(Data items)
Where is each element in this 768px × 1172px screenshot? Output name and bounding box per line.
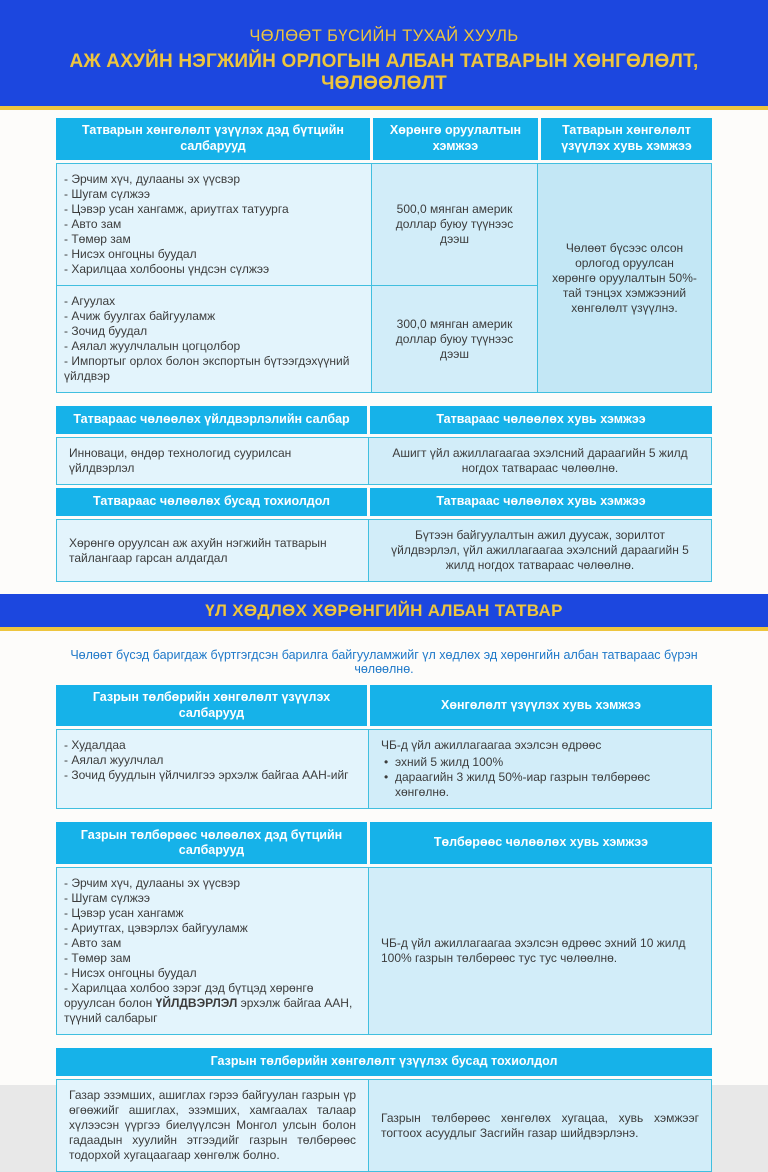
sector-item: - Аялал жуулчлал [64, 753, 360, 768]
income-tax-table-header-row [56, 118, 712, 160]
other-exemption-body [56, 519, 712, 582]
production-exemption-body [56, 437, 712, 485]
land-fee-other-header-row [56, 1048, 712, 1076]
sector-item: - Аялал жуулчлалын цогцолбор [64, 339, 363, 354]
sector-item: - Зочид буудлын үйлчилгээ эрхэлж байгаа ААН-ийг [64, 768, 360, 783]
land-fee-exemption-body [56, 867, 712, 1035]
benefit-item: • эхний 5 жилд 100% [381, 755, 699, 770]
property-tax-title: ҮЛ ХӨДЛӨХ ХӨРӨНГИЙН АЛБАН ТАТВАР [205, 601, 563, 620]
sector-item: - Төмөр зам [64, 951, 360, 966]
column-header-production-sector: Татвараас чөлөөлөх үйлдвэрлэлийн салбар [56, 406, 367, 434]
sector-item: - Төмөр зам [64, 232, 363, 247]
investment-amount-cell: 500,0 мянган америк доллар буюу түүнээс дээш [372, 164, 537, 285]
land-fee-discount-header-row [56, 685, 712, 726]
investment-amount-cell: 300,0 мянган америк доллар буюу түүнээс дээш [372, 286, 537, 392]
sector-item: - Зочид буудал [64, 324, 363, 339]
production-benefit-cell: Ашигт үйл ажиллагаагаа эхэлсний дараагийн 5 жилд ногдох татвараас чөлөөлнө. [369, 438, 711, 484]
sector-item: - Цэвэр усан хангамж [64, 906, 360, 921]
decision-text: Газрын төлбөрөөс хөнгөлөх хугацаа, хувь хэмжээг тогтоох асуудлыг Засгийн газар шийдвэрлэнэ. [381, 1110, 699, 1140]
sector-item-composite [64, 981, 360, 1026]
sector-item: - Нисэх онгоцны буудал [64, 966, 360, 981]
column-header-exemption-rate: Татвараас чөлөөлөх хувь хэмжээ [370, 406, 712, 434]
law-title: ЧӨЛӨӨТ БҮСИЙН ТУХАЙ ХУУЛЬ [249, 27, 519, 45]
production-sector-cell: Инноваци, өндөр технологид суурилсан үйлдвэрлэл [57, 438, 368, 484]
sector-text-suffix: эрхэлж байгаа ААН, түүний салбарыг [64, 996, 353, 1026]
sector-item: - Ачиж буулгах байгууламж [64, 309, 363, 324]
fee-exemption-benefit-cell [369, 868, 711, 1034]
sector-list [64, 738, 360, 783]
income-tax-table [56, 118, 712, 393]
land-fee-other-body [56, 1079, 712, 1172]
sector-list-cell [57, 164, 371, 285]
other-exemption-header-row [56, 488, 712, 516]
column-header-fee-exemption-rate: Төлбөрөөс чөлөөлөх хувь хэмжээ [370, 822, 712, 864]
land-fee-discount-table [56, 685, 712, 809]
column-header-discount-rate: Хөнгөлөлт үзүүлэх хувь хэмжээ [370, 685, 712, 726]
property-tax-section [0, 631, 768, 1172]
land-fee-exemption-table [56, 822, 712, 1035]
sector-item: - Шугам сүлжээ [64, 187, 363, 202]
benefit-text: ЧБ-д үйл ажиллагаагаа эхэлсэн өдрөөс эхний 10 жилд 100% газрын төлбөрөөс тус тус чөлөөлнө. [381, 936, 686, 966]
sector-list [64, 172, 363, 277]
production-exemption-header-row [56, 406, 712, 434]
content-area [0, 110, 768, 582]
case-text: Газар эзэмших, ашиглах гэрээ байгуулан газрын үр өгөөжийг ашиглах, эзэмших, хамгаалах талаар хүлээсэн үүргээ биелүүлсэн Монгол улсын болон гадаадын хуулийн этгээдийг газрын төлбөрөөс тодорхой хугацаагаар хөнгөлж болно. [69, 1088, 356, 1163]
income-tax-table-body [56, 163, 712, 393]
sector-item: - Авто зам [64, 936, 360, 951]
sector-list-cell [57, 286, 371, 392]
sector-item: - Цэвэр усан хангамж, ариутгах татуурга [64, 202, 363, 217]
production-exemption-table [56, 406, 712, 582]
property-tax-band [0, 594, 768, 631]
infra-sector-list-cell [57, 868, 368, 1034]
sector-item: - Шугам сүлжээ [64, 891, 360, 906]
sector-text-bold: ҮЙЛДВЭРЛЭЛ [155, 996, 238, 1011]
sector-item: - Нисэх онгоцны буудал [64, 247, 363, 262]
sector-item: - Худалдаа [64, 738, 360, 753]
column-header-other-land-cases: Газрын төлбөрийн хөнгөлөлт үзүүлэх бусад тохиолдол [56, 1048, 712, 1076]
benefit-intro: ЧБ-д үйл ажиллагаагаа эхэлсэн өдрөөс [381, 738, 602, 753]
other-case-cell: Хөрөнгө оруулсан аж ахуйн нэгжийн татварын тайлангаар гарсан алдагдал [57, 520, 368, 581]
page-title: АЖ АХУЙН НЭГЖИЙН ОРЛОГЫН АЛБАН ТАТВАРЫН ХӨНГӨЛӨЛТ, ЧӨЛӨӨЛӨЛТ [69, 51, 699, 94]
other-land-case-cell [57, 1080, 368, 1171]
sector-text-prefix: Харилцаа холбоо зэрэг дэд бүтцэд хөрөнгө оруулсан болон [64, 981, 314, 1011]
column-header-other-cases: Татвараас чөлөөлөх бусад тохиолдол [56, 488, 367, 516]
sector-item: - Эрчим хүч, дулааны эх үүсвэр [64, 876, 360, 891]
column-header-sectors: Татварын хөнгөлөлт үзүүлэх дэд бүтцийн салбарууд [56, 118, 370, 160]
column-header-benefit: Татварын хөнгөлөлт үзүүлэх хувь хэмжээ [541, 118, 712, 160]
sector-item: - Импортыг орлох болон экспортын бүтээгдэхүүний үйлдвэр [64, 354, 363, 384]
column-header-investment: Хөрөнгө оруулалтын хэмжээ [373, 118, 538, 160]
sector-item: - Авто зам [64, 217, 363, 232]
land-fee-exemption-header-row [56, 822, 712, 864]
land-fee-other-table [56, 1048, 712, 1172]
benefit-list [381, 755, 699, 800]
sector-list [64, 294, 363, 384]
column-header-infra-sectors: Газрын төлбөрөөс чөлөөлөх дэд бүтцийн салбарууд [56, 822, 367, 864]
sector-item: - Ариутгах, цэвэрлэх байгууламж [64, 921, 360, 936]
tax-benefit-cell: Чөлөөт бүсээс олсон орлогод оруулсан хөрөнгө оруулалтын 50%-тай тэнцэх хэмжээний хөнгөлөлт үзүүлнэ. [538, 164, 711, 392]
sector-item: - Эрчим хүч, дулааны эх үүсвэр [64, 172, 363, 187]
property-tax-intro: Чөлөөт бүсэд баригдаж бүртгэгдсэн барилга байгууламжийг үл хөдлөх эд хөрөнгийн албан татвараас бүрэн чөлөөлнө. [70, 648, 698, 676]
title-band [0, 0, 768, 110]
land-fee-discount-body [56, 729, 712, 809]
sector-item: - Агуулах [64, 294, 363, 309]
land-sector-list-cell [57, 730, 368, 808]
column-header-land-sectors: Газрын төлбөрийн хөнгөлөлт үзүүлэх салбарууд [56, 685, 367, 726]
benefit-text [381, 738, 699, 800]
other-benefit-cell: Бүтээн байгуулалтын ажил дуусаж, зорилтот үйлдвэрлэл, үйл ажиллагаагаа эхэлсний дараагийн 5 жилд ногдох татвараас чөлөөлнө. [369, 520, 711, 581]
column-header-exemption-rate: Татвараас чөлөөлөх хувь хэмжээ [370, 488, 712, 516]
land-discount-benefit-cell [369, 730, 711, 808]
sector-list [64, 876, 360, 981]
sector-item: - Харилцаа холбооны үндсэн сүлжээ [64, 262, 363, 277]
benefit-item: • дараагийн 3 жилд 50%-иар газрын төлбөрөөс хөнгөлнө. [381, 770, 699, 800]
other-land-decision-cell [369, 1080, 711, 1171]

§ **What to do**
Edit the part that opens with the line containing "sector-item: - Аялал жуулчлал [64, 753, 360, 768]" and closes with the line containing "column-header-production-sector: Татвараас чөлөөлөх" by replacing "sector-item" with "industry-item" throughout and leaving everything else unchanged. Return only those lines.

§ **Finished task**
industry-item: - Аялал жуулчлал [64, 753, 360, 768]
income-tax-table-header-row [56, 118, 712, 160]
other-exemption-body [56, 519, 712, 582]
production-exemption-body [56, 437, 712, 485]
land-fee-other-header-row [56, 1048, 712, 1076]
industry-item: - Аялал жуулчлалын цогцолбор [64, 339, 363, 354]
industry-item: - Зочид буудлын үйлчилгээ эрхэлж байгаа ААН-ийг [64, 768, 360, 783]
land-fee-exemption-body [56, 867, 712, 1035]
benefit-item: • эхний 5 жилд 100% [381, 755, 699, 770]
property-tax-title: ҮЛ ХӨДЛӨХ ХӨРӨНГИЙН АЛБАН ТАТВАР [205, 601, 563, 620]
industry-item: - Төмөр зам [64, 951, 360, 966]
column-header-production-sector: Татвараас чөлөөлөх үйлдвэрлэлийн салбар [56, 406, 367, 434]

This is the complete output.